* What the exercise asks:
For the entries that follow, tally the lines holding the string "محـمد". Give the total and nothing else.

_ _ _ _ _

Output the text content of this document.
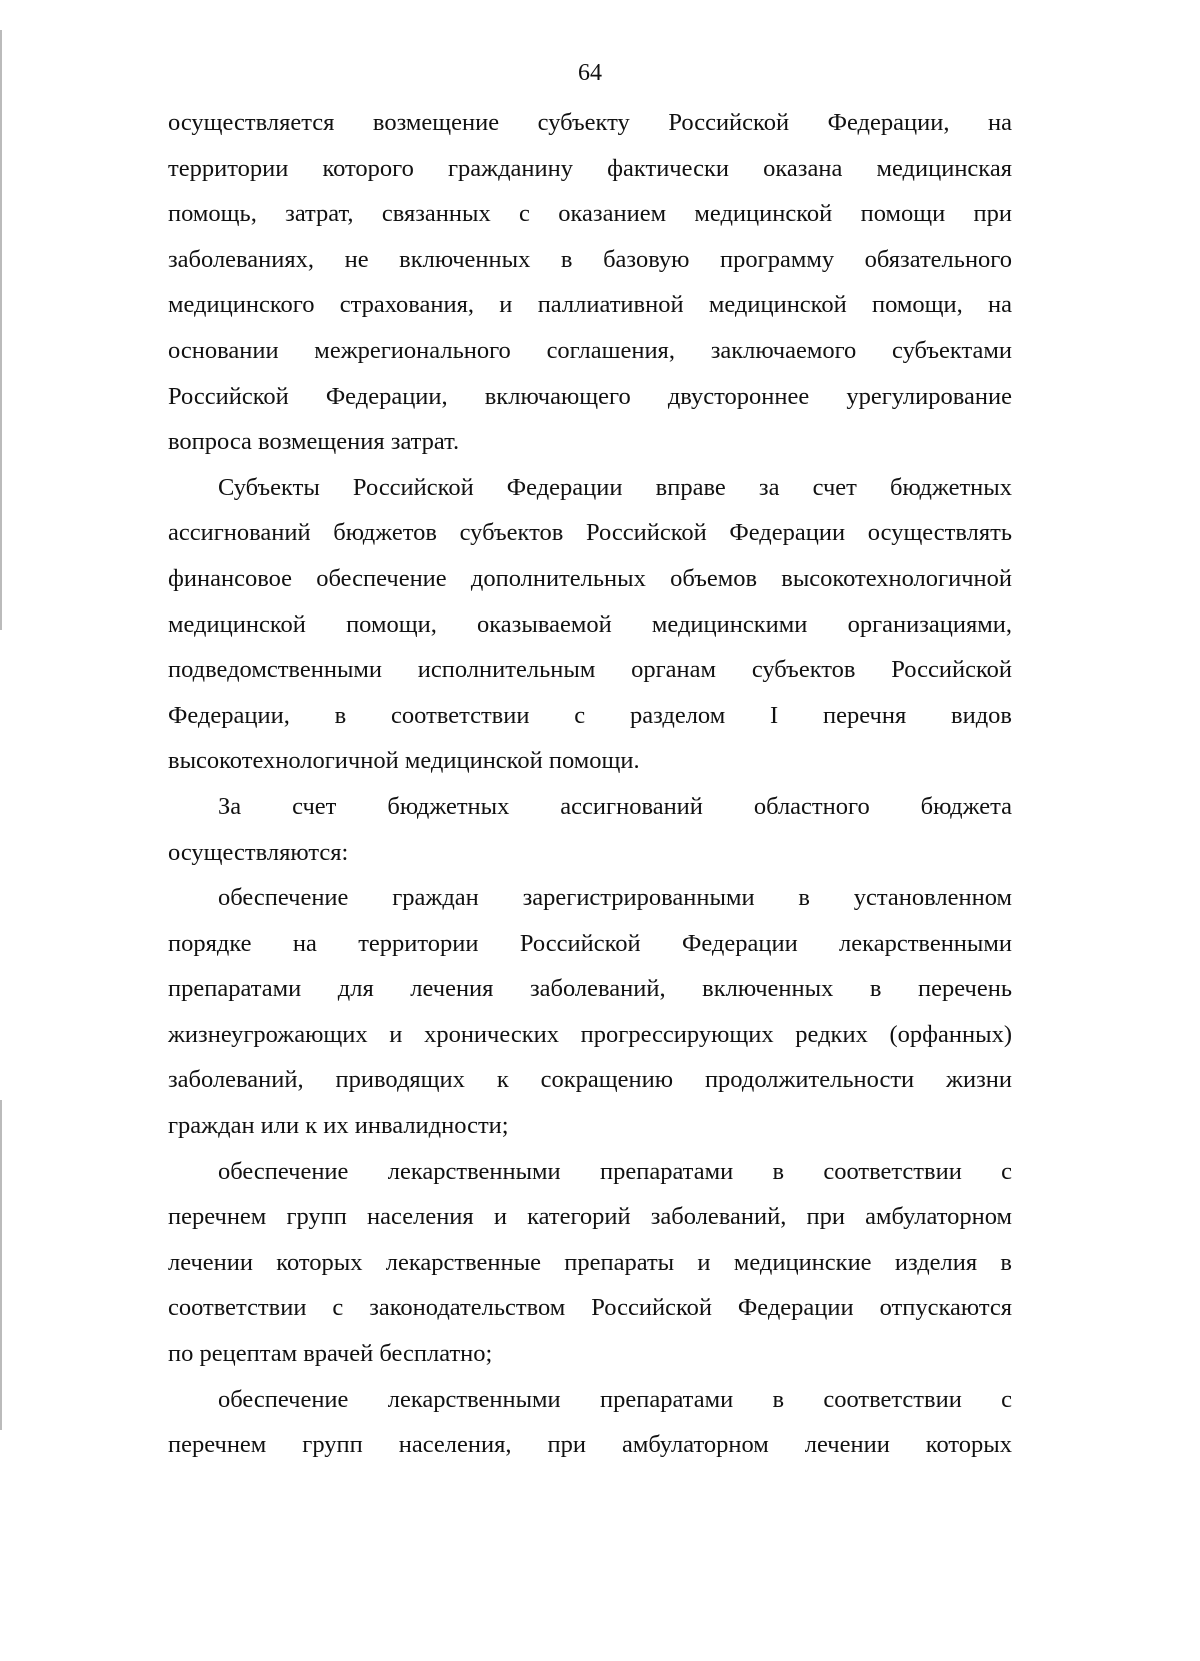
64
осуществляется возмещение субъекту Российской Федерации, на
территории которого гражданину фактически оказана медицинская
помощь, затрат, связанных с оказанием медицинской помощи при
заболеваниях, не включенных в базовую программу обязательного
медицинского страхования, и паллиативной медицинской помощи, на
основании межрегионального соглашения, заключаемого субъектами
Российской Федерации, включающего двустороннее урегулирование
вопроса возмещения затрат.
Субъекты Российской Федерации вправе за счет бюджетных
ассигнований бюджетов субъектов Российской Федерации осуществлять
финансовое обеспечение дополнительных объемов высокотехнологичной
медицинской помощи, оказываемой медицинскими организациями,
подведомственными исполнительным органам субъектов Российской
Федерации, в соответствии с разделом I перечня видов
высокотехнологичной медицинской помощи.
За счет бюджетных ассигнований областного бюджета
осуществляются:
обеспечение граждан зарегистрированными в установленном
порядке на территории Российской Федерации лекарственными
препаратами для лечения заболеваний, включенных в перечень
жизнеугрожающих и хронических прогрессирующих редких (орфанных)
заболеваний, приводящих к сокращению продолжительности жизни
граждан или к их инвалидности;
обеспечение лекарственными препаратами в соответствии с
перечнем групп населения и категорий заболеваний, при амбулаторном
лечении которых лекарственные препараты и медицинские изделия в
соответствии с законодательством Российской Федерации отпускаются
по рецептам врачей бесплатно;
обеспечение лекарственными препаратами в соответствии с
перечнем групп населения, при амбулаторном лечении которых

_ _ _ _ _

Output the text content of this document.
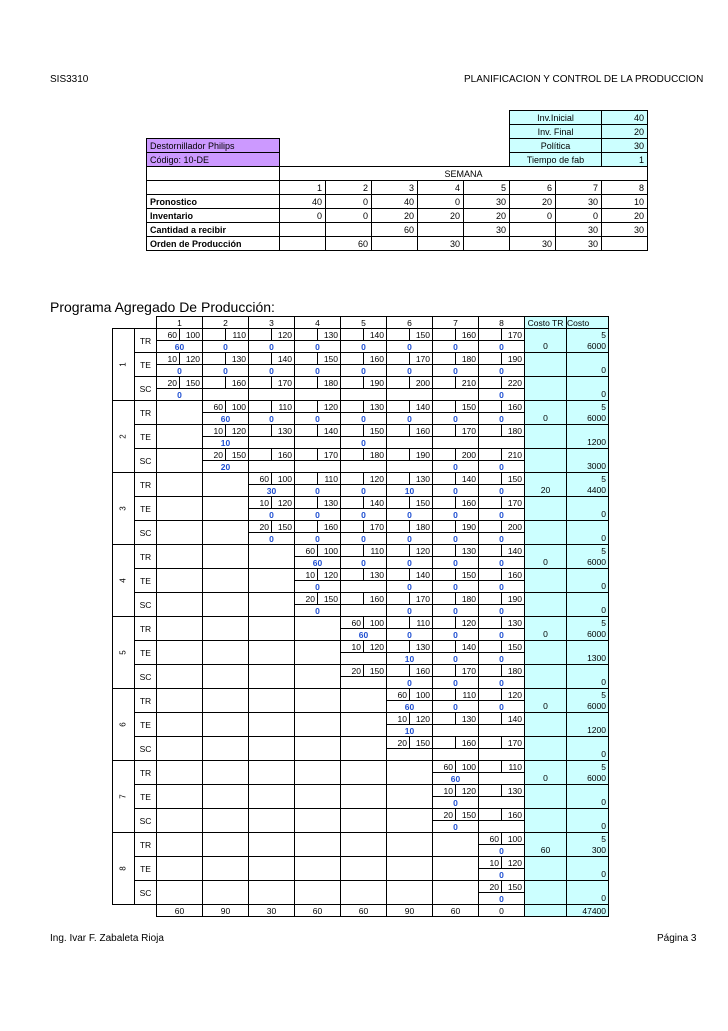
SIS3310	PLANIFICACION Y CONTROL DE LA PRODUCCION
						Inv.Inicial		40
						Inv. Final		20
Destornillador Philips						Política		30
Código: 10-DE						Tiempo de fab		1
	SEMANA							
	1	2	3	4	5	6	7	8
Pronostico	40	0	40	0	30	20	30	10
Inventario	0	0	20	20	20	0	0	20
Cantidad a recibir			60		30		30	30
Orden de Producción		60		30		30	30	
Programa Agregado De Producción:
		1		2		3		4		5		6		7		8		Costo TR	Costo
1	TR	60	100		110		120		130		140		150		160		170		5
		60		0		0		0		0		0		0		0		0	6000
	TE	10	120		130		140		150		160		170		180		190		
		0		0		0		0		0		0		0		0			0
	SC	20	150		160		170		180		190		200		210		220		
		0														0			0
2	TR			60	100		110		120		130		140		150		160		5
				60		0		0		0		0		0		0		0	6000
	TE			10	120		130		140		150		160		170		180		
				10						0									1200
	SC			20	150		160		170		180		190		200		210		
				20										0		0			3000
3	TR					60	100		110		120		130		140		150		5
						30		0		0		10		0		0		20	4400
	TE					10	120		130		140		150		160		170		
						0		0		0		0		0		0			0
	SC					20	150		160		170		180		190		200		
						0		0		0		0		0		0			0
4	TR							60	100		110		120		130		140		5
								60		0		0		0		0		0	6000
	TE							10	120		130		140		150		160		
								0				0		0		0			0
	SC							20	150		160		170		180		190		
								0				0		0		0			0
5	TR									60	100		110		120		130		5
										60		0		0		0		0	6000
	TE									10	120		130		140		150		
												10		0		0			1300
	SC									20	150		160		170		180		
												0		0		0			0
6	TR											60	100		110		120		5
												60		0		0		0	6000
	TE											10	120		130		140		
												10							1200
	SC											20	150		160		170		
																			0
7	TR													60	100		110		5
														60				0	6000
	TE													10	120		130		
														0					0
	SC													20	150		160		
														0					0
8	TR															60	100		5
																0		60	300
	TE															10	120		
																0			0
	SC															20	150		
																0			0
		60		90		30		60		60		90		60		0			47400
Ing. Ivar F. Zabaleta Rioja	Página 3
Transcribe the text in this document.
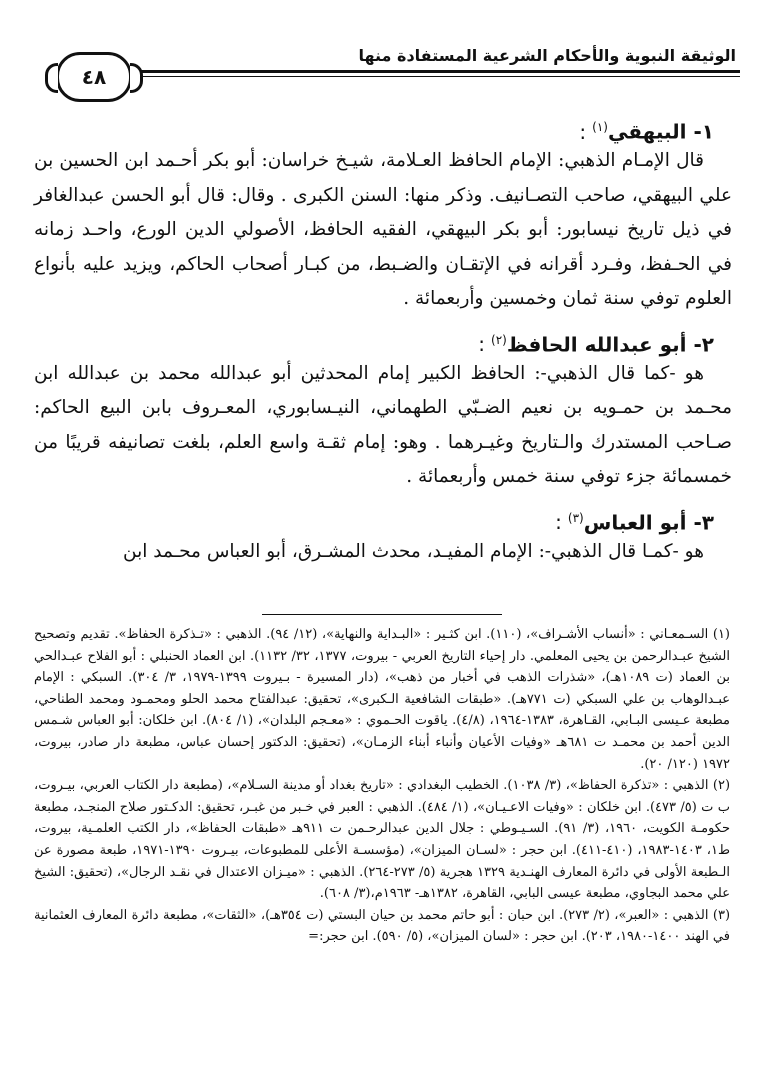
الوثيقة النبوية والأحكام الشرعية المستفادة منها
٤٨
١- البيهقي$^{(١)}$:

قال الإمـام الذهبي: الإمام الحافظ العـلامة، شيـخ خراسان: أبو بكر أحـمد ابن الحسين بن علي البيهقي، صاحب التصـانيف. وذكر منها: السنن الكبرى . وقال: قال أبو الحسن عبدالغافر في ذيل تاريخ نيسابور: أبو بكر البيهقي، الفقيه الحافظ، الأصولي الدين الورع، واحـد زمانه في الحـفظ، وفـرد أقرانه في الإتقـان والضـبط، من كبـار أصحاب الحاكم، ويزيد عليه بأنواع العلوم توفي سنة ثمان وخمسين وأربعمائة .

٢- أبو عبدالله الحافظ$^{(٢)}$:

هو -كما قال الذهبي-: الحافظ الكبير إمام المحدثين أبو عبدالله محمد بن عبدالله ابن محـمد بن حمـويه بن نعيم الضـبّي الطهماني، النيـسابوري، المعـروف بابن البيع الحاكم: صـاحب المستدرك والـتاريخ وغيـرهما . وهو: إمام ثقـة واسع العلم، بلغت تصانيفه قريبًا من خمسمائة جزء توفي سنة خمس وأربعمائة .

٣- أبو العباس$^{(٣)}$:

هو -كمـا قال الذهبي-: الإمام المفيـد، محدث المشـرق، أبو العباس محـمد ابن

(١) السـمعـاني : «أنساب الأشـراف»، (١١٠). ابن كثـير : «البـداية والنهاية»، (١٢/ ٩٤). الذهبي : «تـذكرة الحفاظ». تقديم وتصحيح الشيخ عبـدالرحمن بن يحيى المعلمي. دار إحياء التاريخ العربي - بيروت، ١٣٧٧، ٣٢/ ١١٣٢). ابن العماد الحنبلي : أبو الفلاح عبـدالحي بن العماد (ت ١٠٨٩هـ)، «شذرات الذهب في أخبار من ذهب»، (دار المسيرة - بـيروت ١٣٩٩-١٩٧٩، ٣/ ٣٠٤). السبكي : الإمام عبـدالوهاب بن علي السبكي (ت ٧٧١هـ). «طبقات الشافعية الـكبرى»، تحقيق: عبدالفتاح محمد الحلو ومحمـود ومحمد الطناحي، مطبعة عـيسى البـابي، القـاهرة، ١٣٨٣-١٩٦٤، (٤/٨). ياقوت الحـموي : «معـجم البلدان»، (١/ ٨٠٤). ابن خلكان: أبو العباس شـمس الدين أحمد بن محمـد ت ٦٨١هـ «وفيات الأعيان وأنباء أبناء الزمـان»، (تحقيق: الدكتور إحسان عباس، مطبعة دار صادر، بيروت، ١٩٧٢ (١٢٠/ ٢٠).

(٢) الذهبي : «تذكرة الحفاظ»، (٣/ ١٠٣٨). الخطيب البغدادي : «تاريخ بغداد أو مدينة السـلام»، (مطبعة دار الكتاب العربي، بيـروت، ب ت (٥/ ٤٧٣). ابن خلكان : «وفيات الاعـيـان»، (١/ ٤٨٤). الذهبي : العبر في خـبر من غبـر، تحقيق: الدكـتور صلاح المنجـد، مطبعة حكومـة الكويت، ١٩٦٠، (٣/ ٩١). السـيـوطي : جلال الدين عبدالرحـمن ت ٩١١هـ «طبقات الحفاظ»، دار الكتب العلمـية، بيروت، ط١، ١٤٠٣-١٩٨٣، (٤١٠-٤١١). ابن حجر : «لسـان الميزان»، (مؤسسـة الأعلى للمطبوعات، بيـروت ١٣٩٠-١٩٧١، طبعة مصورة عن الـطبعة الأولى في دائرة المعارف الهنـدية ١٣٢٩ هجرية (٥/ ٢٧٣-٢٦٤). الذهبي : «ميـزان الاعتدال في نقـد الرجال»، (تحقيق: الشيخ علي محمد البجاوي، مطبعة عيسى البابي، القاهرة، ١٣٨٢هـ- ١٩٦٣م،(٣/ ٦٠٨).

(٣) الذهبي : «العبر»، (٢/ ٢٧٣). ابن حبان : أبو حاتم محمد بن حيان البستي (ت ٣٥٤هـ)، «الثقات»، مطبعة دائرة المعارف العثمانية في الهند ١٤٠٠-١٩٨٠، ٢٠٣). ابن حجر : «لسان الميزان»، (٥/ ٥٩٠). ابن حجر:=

_ _ _ _ _

* Right answer:
2